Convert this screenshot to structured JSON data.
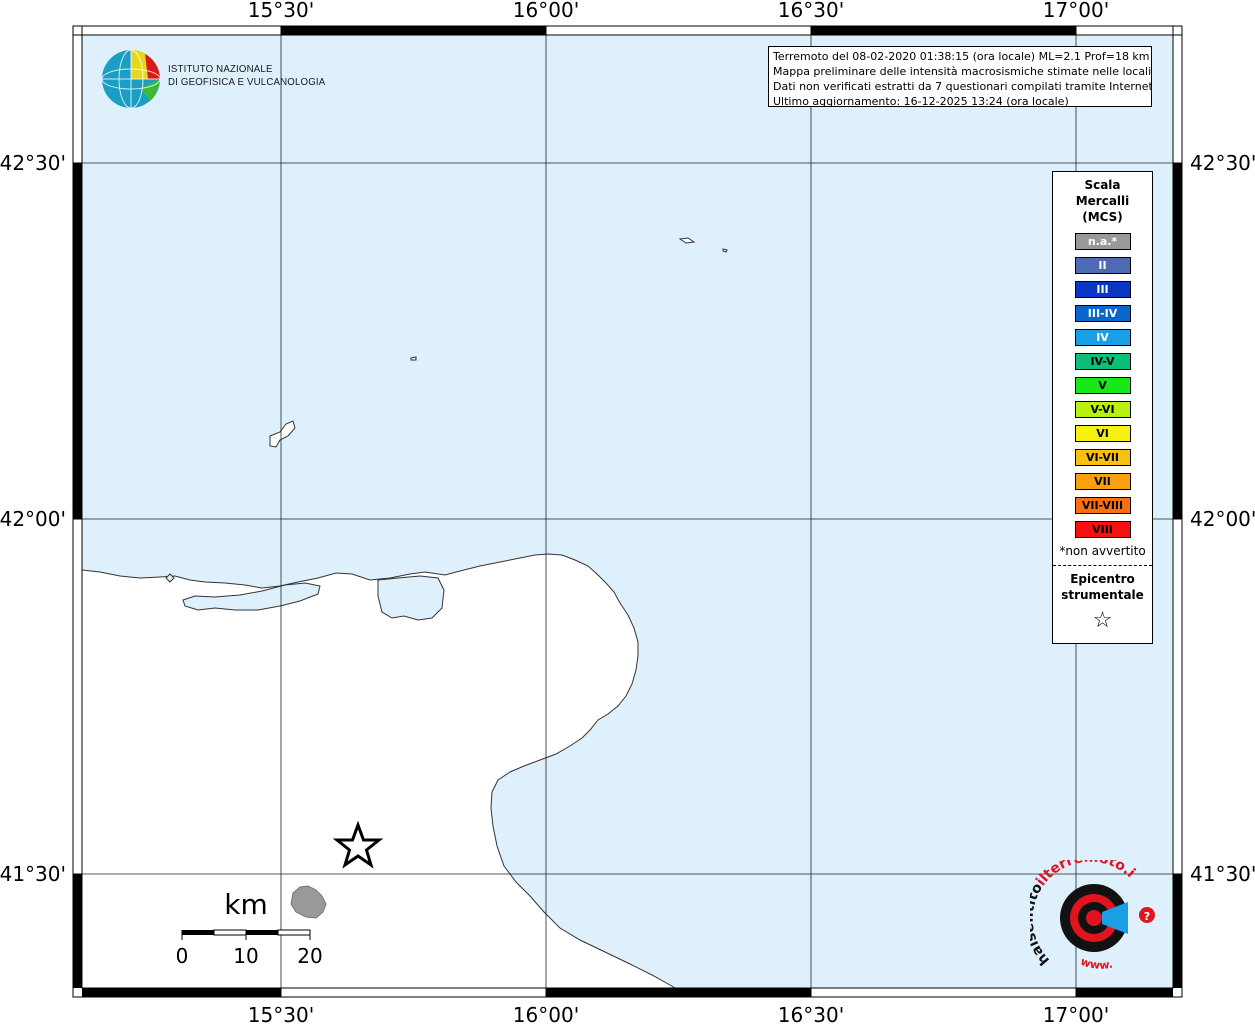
{
  "map": {
    "lon_labels": [
      "15°30'",
      "16°00'",
      "16°30'",
      "17°00'"
    ],
    "lat_labels": [
      "42°30'",
      "42°00'",
      "41°30'"
    ],
    "colors": {
      "sea": "#dff0fd",
      "land": "#ffffff",
      "island_fill": "#999999"
    }
  },
  "info": {
    "line1": "Terremoto del 08-02-2020 01:38:15 (ora locale) ML=2.1 Prof=18 km",
    "line2": "Mappa preliminare delle intensità macrosismiche stimate nelle località",
    "line3": "Dati non verificati estratti da 7 questionari compilati tramite Internet.",
    "line4": "Ultimo aggiornamento: 16-12-2025 13:24 (ora locale)"
  },
  "ingv": {
    "line1": "ISTITUTO NAZIONALE",
    "line2": "DI GEOFISICA E VULCANOLOGIA"
  },
  "legend": {
    "title_line1": "Scala",
    "title_line2": "Mercalli",
    "title_line3": "(MCS)",
    "classes": [
      {
        "label": "n.a.*",
        "color": "#999999"
      },
      {
        "label": "II",
        "color": "#4d6bb3"
      },
      {
        "label": "III",
        "color": "#0a36c4"
      },
      {
        "label": "III-IV",
        "color": "#0a66cc"
      },
      {
        "label": "IV",
        "color": "#1a9ee6"
      },
      {
        "label": "IV-V",
        "color": "#0cbf78"
      },
      {
        "label": "V",
        "color": "#18e818"
      },
      {
        "label": "V-VI",
        "color": "#b8f010"
      },
      {
        "label": "VI",
        "color": "#f8f010"
      },
      {
        "label": "VI-VII",
        "color": "#f8c010"
      },
      {
        "label": "VII",
        "color": "#f8a010"
      },
      {
        "label": "VII-VIII",
        "color": "#f87010"
      },
      {
        "label": "VIII",
        "color": "#f81010"
      }
    ],
    "na_note": "*non avvertito",
    "epicenter_line1": "Epicentro",
    "epicenter_line2": "strumentale",
    "epicenter_symbol": "☆"
  },
  "scalebar": {
    "unit": "km",
    "ticks": [
      "0",
      "10",
      "20"
    ]
  },
  "epicenter": {
    "symbol": "star-icon"
  },
  "hsit_logo": {
    "text_main": "haisentito",
    "text_it": "ilterremoto.it",
    "text_www": "www."
  }
}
—————
### What you should do
Transcribe every record above exactly as written, leaving out any pictures.

### Complete response
Convert this screenshot to structured JSON data.
{
  "map": {
    "lon_labels": [
      "15°30'",
      "16°00'",
      "16°30'",
      "17°00'"
    ],
    "lat_labels": [
      "42°30'",
      "42°00'",
      "41°30'"
    ],
    "colors": {
      "sea": "#dff0fd",
      "land": "#ffffff",
      "island_fill": "#999999"
    }
  },
  "info": {
    "line1": "Terremoto del 08-02-2020 01:38:15 (ora locale) ML=2.1 Prof=18 km",
    "line2": "Mappa preliminare delle intensità macrosismiche stimate nelle località",
    "line3": "Dati non verificati estratti da 7 questionari compilati tramite Internet.",
    "line4": "Ultimo aggiornamento: 16-12-2025 13:24 (ora locale)"
  },
  "ingv": {
    "line1": "ISTITUTO NAZIONALE",
    "line2": "DI GEOFISICA E VULCANOLOGIA"
  },
  "legend": {
    "title_line1": "Scala",
    "title_line2": "Mercalli",
    "title_line3": "(MCS)",
    "classes": [
      {
        "label": "n.a.*",
        "color": "#999999"
      },
      {
        "label": "II",
        "color": "#4d6bb3"
      },
      {
        "label": "III",
        "color": "#0a36c4"
      },
      {
        "label": "III-IV",
        "color": "#0a66cc"
      },
      {
        "label": "IV",
        "color": "#1a9ee6"
      },
      {
        "label": "IV-V",
        "color": "#0cbf78"
      },
      {
        "label": "V",
        "color": "#18e818"
      },
      {
        "label": "V-VI",
        "color": "#b8f010"
      },
      {
        "label": "VI",
        "color": "#f8f010"
      },
      {
        "label": "VI-VII",
        "color": "#f8c010"
      },
      {
        "label": "VII",
        "color": "#f8a010"
      },
      {
        "label": "VII-VIII",
        "color": "#f87010"
      },
      {
        "label": "VIII",
        "color": "#f81010"
      }
    ],
    "na_note": "*non avvertito",
    "epicenter_line1": "Epicentro",
    "epicenter_line2": "strumentale",
    "epicenter_symbol": "☆"
  },
  "scalebar": {
    "unit": "km",
    "ticks": [
      "0",
      "10",
      "20"
    ]
  },
  "epicenter": {
    "symbol": "star-icon"
  },
  "hsit_logo": {
    "text_main": "haisentito",
    "text_it": "ilterremoto.it",
    "text_www": "www."
  }
}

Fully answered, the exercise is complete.